Problem requirements:
Write out the listing below exactly, and omit any images you find in it.

The records:
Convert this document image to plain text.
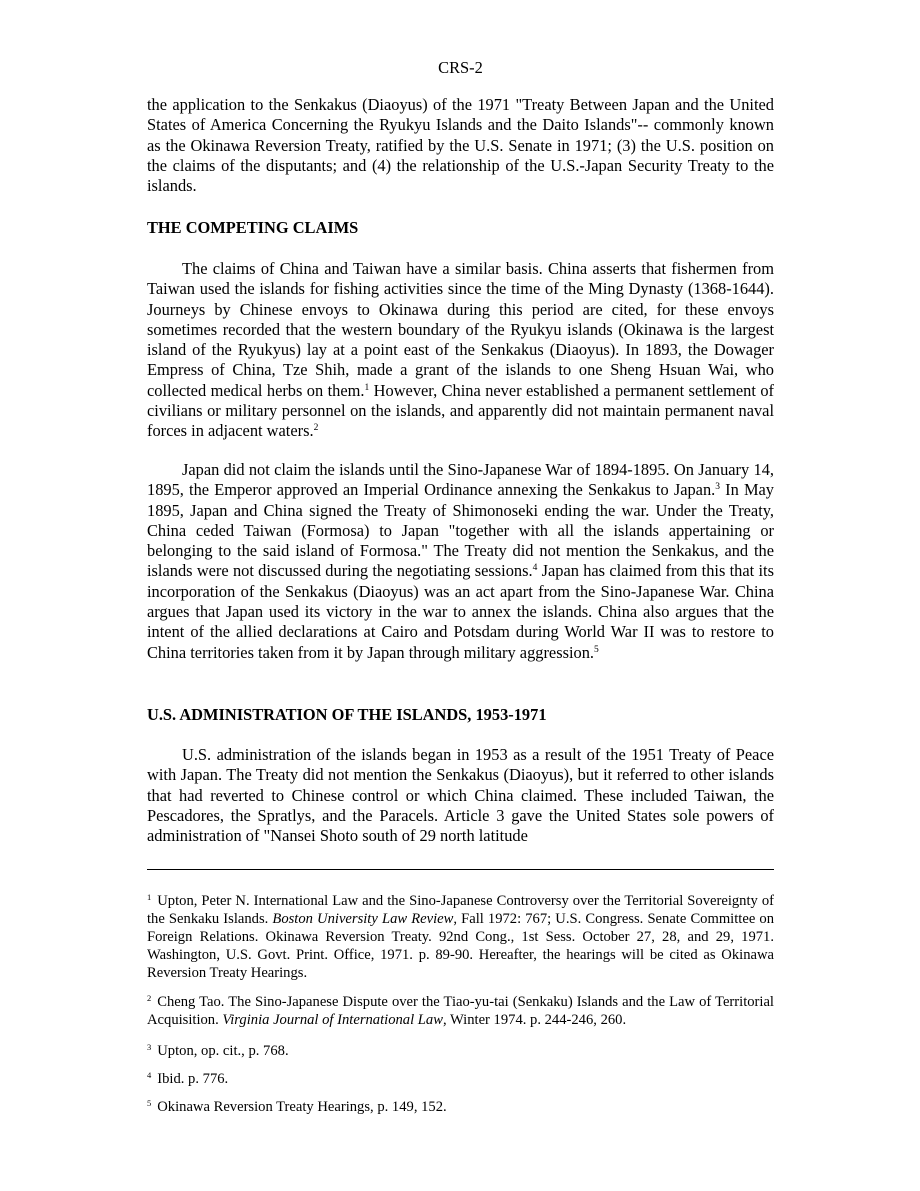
CRS-2

the application to the Senkakus (Diaoyus) of the 1971 "Treaty Between Japan and the United States of America Concerning the Ryukyu Islands and the Daito Islands"-- commonly known as the Okinawa Reversion Treaty, ratified by the U.S. Senate in 1971; (3) the U.S. position on the claims of the disputants; and (4) the relationship of the U.S.-Japan Security Treaty to the islands.

THE COMPETING CLAIMS

The claims of China and Taiwan have a similar basis. China asserts that fishermen from Taiwan used the islands for fishing activities since the time of the Ming Dynasty (1368-1644). Journeys by Chinese envoys to Okinawa during this period are cited, for these envoys sometimes recorded that the western boundary of the Ryukyu islands (Okinawa is the largest island of the Ryukyus) lay at a point east of the Senkakus (Diaoyus). In 1893, the Dowager Empress of China, Tze Shih, made a grant of the islands to one Sheng Hsuan Wai, who collected medical herbs on them.$^1$ However, China never established a permanent settlement of civilians or military personnel on the islands, and apparently did not maintain permanent naval forces in adjacent waters.$^2$

Japan did not claim the islands until the Sino-Japanese War of 1894-1895. On January 14, 1895, the Emperor approved an Imperial Ordinance annexing the Senkakus to Japan.$^3$ In May 1895, Japan and China signed the Treaty of Shimonoseki ending the war. Under the Treaty, China ceded Taiwan (Formosa) to Japan "together with all the islands appertaining or belonging to the said island of Formosa." The Treaty did not mention the Senkakus, and the islands were not discussed during the negotiating sessions.$^4$ Japan has claimed from this that its incorporation of the Senkakus (Diaoyus) was an act apart from the Sino-Japanese War. China argues that Japan used its victory in the war to annex the islands. China also argues that the intent of the allied declarations at Cairo and Potsdam during World War II was to restore to China territories taken from it by Japan through military aggression.$^5$

U.S. ADMINISTRATION OF THE ISLANDS, 1953-1971

U.S. administration of the islands began in 1953 as a result of the 1951 Treaty of Peace with Japan. The Treaty did not mention the Senkakus (Diaoyus), but it referred to other islands that had reverted to Chinese control or which China claimed. These included Taiwan, the Pescadores, the Spratlys, and the Paracels. Article 3 gave the United States sole powers of administration of "Nansei Shoto south of 29 north latitude

$^1$ Upton, Peter N. International Law and the Sino-Japanese Controversy over the Territorial Sovereignty of the Senkaku Islands. Boston University Law Review, Fall 1972: 767; U.S. Congress. Senate Committee on Foreign Relations. Okinawa Reversion Treaty. 92nd Cong., 1st Sess. October 27, 28, and 29, 1971. Washington, U.S. Govt. Print. Office, 1971. p. 89-90. Hereafter, the hearings will be cited as Okinawa Reversion Treaty Hearings.

$^2$ Cheng Tao. The Sino-Japanese Dispute over the Tiao-yu-tai (Senkaku) Islands and the Law of Territorial Acquisition. Virginia Journal of International Law, Winter 1974. p. 244-246, 260.

$^3$ Upton, op. cit., p. 768.

$^4$ Ibid. p. 776.

$^5$ Okinawa Reversion Treaty Hearings, p. 149, 152.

Task output:
Convert this document image to plain text.
CRS-2

the application to the Senkakus (Diaoyus) of the 1971 "Treaty Between Japan and the United States of America Concerning the Ryukyu Islands and the Daito Islands"-- commonly known as the Okinawa Reversion Treaty, ratified by the U.S. Senate in 1971; (3) the U.S. position on the claims of the disputants; and (4) the relationship of the U.S.-Japan Security Treaty to the islands.

THE COMPETING CLAIMS

The claims of China and Taiwan have a similar basis. China asserts that fishermen from Taiwan used the islands for fishing activities since the time of the Ming Dynasty (1368-1644). Journeys by Chinese envoys to Okinawa during this period are cited, for these envoys sometimes recorded that the western boundary of the Ryukyu islands (Okinawa is the largest island of the Ryukyus) lay at a point east of the Senkakus (Diaoyus). In 1893, the Dowager Empress of China, Tze Shih, made a grant of the islands to one Sheng Hsuan Wai, who collected medical herbs on them.$^1$ However, China never established a permanent settlement of civilians or military personnel on the islands, and apparently did not maintain permanent naval forces in adjacent waters.$^2$

Japan did not claim the islands until the Sino-Japanese War of 1894-1895. On January 14, 1895, the Emperor approved an Imperial Ordinance annexing the Senkakus to Japan.$^3$ In May 1895, Japan and China signed the Treaty of Shimonoseki ending the war. Under the Treaty, China ceded Taiwan (Formosa) to Japan "together with all the islands appertaining or belonging to the said island of Formosa." The Treaty did not mention the Senkakus, and the islands were not discussed during the negotiating sessions.$^4$ Japan has claimed from this that its incorporation of the Senkakus (Diaoyus) was an act apart from the Sino-Japanese War. China argues that Japan used its victory in the war to annex the islands. China also argues that the intent of the allied declarations at Cairo and Potsdam during World War II was to restore to China territories taken from it by Japan through military aggression.$^5$

U.S. ADMINISTRATION OF THE ISLANDS, 1953-1971

U.S. administration of the islands began in 1953 as a result of the 1951 Treaty of Peace with Japan. The Treaty did not mention the Senkakus (Diaoyus), but it referred to other islands that had reverted to Chinese control or which China claimed. These included Taiwan, the Pescadores, the Spratlys, and the Paracels. Article 3 gave the United States sole powers of administration of "Nansei Shoto south of 29 north latitude

$^1$ Upton, Peter N. International Law and the Sino-Japanese Controversy over the Territorial Sovereignty of the Senkaku Islands. Boston University Law Review, Fall 1972: 767; U.S. Congress. Senate Committee on Foreign Relations. Okinawa Reversion Treaty. 92nd Cong., 1st Sess. October 27, 28, and 29, 1971. Washington, U.S. Govt. Print. Office, 1971. p. 89-90. Hereafter, the hearings will be cited as Okinawa Reversion Treaty Hearings.

$^2$ Cheng Tao. The Sino-Japanese Dispute over the Tiao-yu-tai (Senkaku) Islands and the Law of Territorial Acquisition. Virginia Journal of International Law, Winter 1974. p. 244-246, 260.

$^3$ Upton, op. cit., p. 768.

$^4$ Ibid. p. 776.

$^5$ Okinawa Reversion Treaty Hearings, p. 149, 152.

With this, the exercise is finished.